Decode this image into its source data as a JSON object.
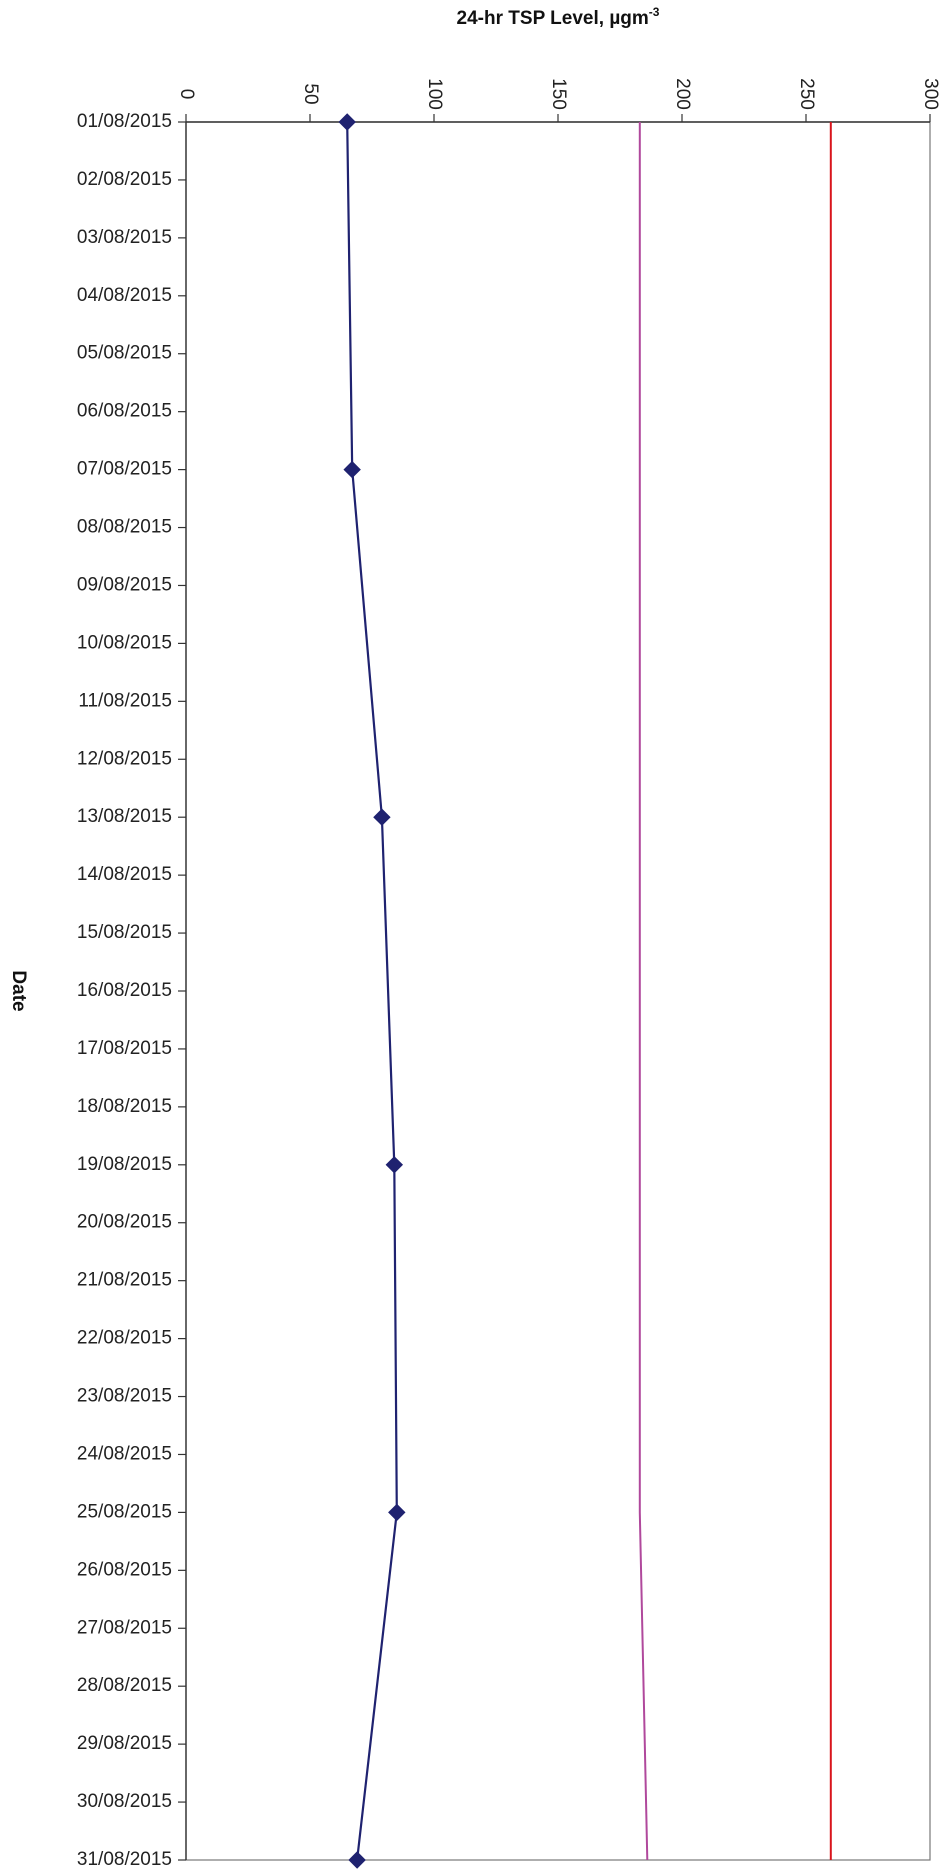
{
  "chart_data": {
    "type": "line",
    "orientation": "rotated",
    "xlabel": "Date",
    "ylabel_main": "24-hr TSP Level, µgm",
    "ylabel_sup": "-3",
    "ylim": [
      0,
      300
    ],
    "y_ticks": [
      0,
      50,
      100,
      150,
      200,
      250,
      300
    ],
    "categories": [
      "01/08/2015",
      "02/08/2015",
      "03/08/2015",
      "04/08/2015",
      "05/08/2015",
      "06/08/2015",
      "07/08/2015",
      "08/08/2015",
      "09/08/2015",
      "10/08/2015",
      "11/08/2015",
      "12/08/2015",
      "13/08/2015",
      "14/08/2015",
      "15/08/2015",
      "16/08/2015",
      "17/08/2015",
      "18/08/2015",
      "19/08/2015",
      "20/08/2015",
      "21/08/2015",
      "22/08/2015",
      "23/08/2015",
      "24/08/2015",
      "25/08/2015",
      "26/08/2015",
      "27/08/2015",
      "28/08/2015",
      "29/08/2015",
      "30/08/2015",
      "31/08/2015"
    ],
    "series": [
      {
        "color": "#1f2270",
        "marker": "diamond",
        "points": [
          {
            "x": "01/08/2015",
            "y": 65
          },
          {
            "x": "07/08/2015",
            "y": 67
          },
          {
            "x": "13/08/2015",
            "y": 79
          },
          {
            "x": "19/08/2015",
            "y": 84
          },
          {
            "x": "25/08/2015",
            "y": 85
          },
          {
            "x": "31/08/2015",
            "y": 69
          }
        ]
      },
      {
        "color": "#b0489c",
        "marker": "none",
        "points": [
          {
            "x": "01/08/2015",
            "y": 183
          },
          {
            "x": "25/08/2015",
            "y": 183
          },
          {
            "x": "31/08/2015",
            "y": 186
          }
        ]
      },
      {
        "color": "#d9141c",
        "marker": "none",
        "points": [
          {
            "x": "01/08/2015",
            "y": 260
          },
          {
            "x": "31/08/2015",
            "y": 260
          }
        ]
      }
    ],
    "grid": false,
    "legend": "none"
  }
}
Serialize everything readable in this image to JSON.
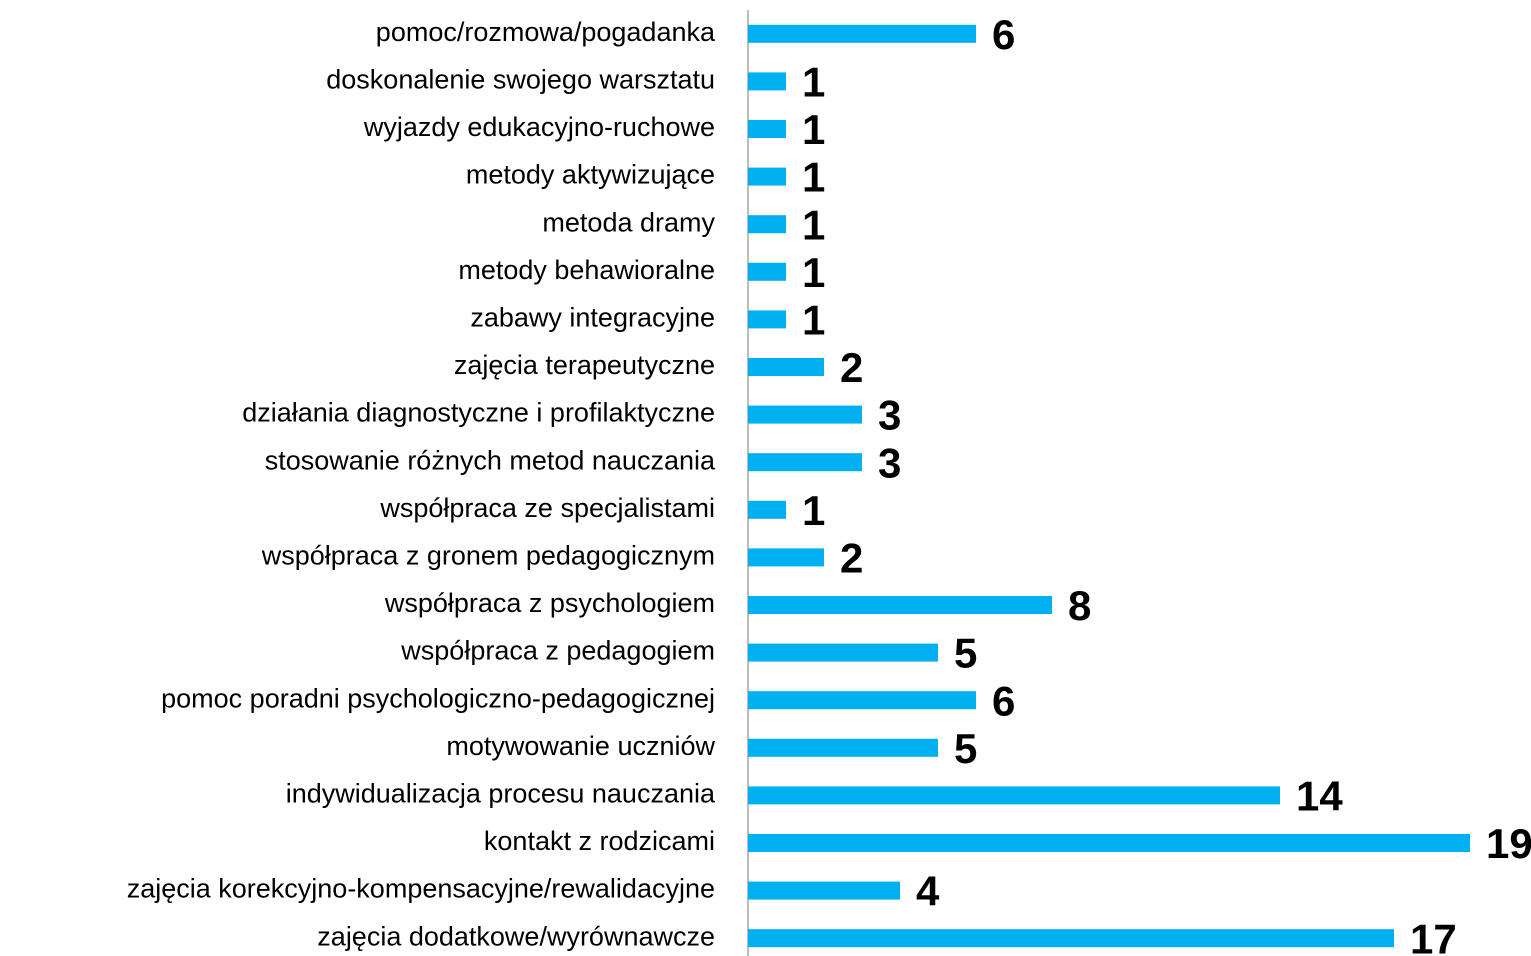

■ ■ ■ ■ ■

◆ Instructions for the task:
Please set down each line of the data above exactly as written, without the pictures.

◆ In response:
Decode this image into its source data as a JSON object.
{
  "chart_data": {
    "type": "line",
    "orientation": "rotated",
    "xlabel": "Date",
    "ylabel_main": "24-hr TSP Level, µgm",
    "ylabel_sup": "-3",
    "ylim": [
      0,
      300
    ],
    "y_ticks": [
      0,
      50,
      100,
      150,
      200,
      250,
      300
    ],
    "categories": [
      "01/08/2015",
      "02/08/2015",
      "03/08/2015",
      "04/08/2015",
      "05/08/2015",
      "06/08/2015",
      "07/08/2015",
      "08/08/2015",
      "09/08/2015",
      "10/08/2015",
      "11/08/2015",
      "12/08/2015",
      "13/08/2015",
      "14/08/2015",
      "15/08/2015",
      "16/08/2015",
      "17/08/2015",
      "18/08/2015",
      "19/08/2015",
      "20/08/2015",
      "21/08/2015",
      "22/08/2015",
      "23/08/2015",
      "24/08/2015",
      "25/08/2015",
      "26/08/2015",
      "27/08/2015",
      "28/08/2015",
      "29/08/2015",
      "30/08/2015",
      "31/08/2015"
    ],
    "series": [
      {
        "color": "#1f2270",
        "marker": "diamond",
        "points": [
          {
            "x": "01/08/2015",
            "y": 65
          },
          {
            "x": "07/08/2015",
            "y": 67
          },
          {
            "x": "13/08/2015",
            "y": 79
          },
          {
            "x": "19/08/2015",
            "y": 84
          },
          {
            "x": "25/08/2015",
            "y": 85
          },
          {
            "x": "31/08/2015",
            "y": 69
          }
        ]
      },
      {
        "color": "#b0489c",
        "marker": "none",
        "points": [
          {
            "x": "01/08/2015",
            "y": 183
          },
          {
            "x": "25/08/2015",
            "y": 183
          },
          {
            "x": "31/08/2015",
            "y": 186
          }
        ]
      },
      {
        "color": "#d9141c",
        "marker": "none",
        "points": [
          {
            "x": "01/08/2015",
            "y": 260
          },
          {
            "x": "31/08/2015",
            "y": 260
          }
        ]
      }
    ],
    "grid": false,
    "legend": "none"
  }
}
Serialize everything readable in this image to JSON.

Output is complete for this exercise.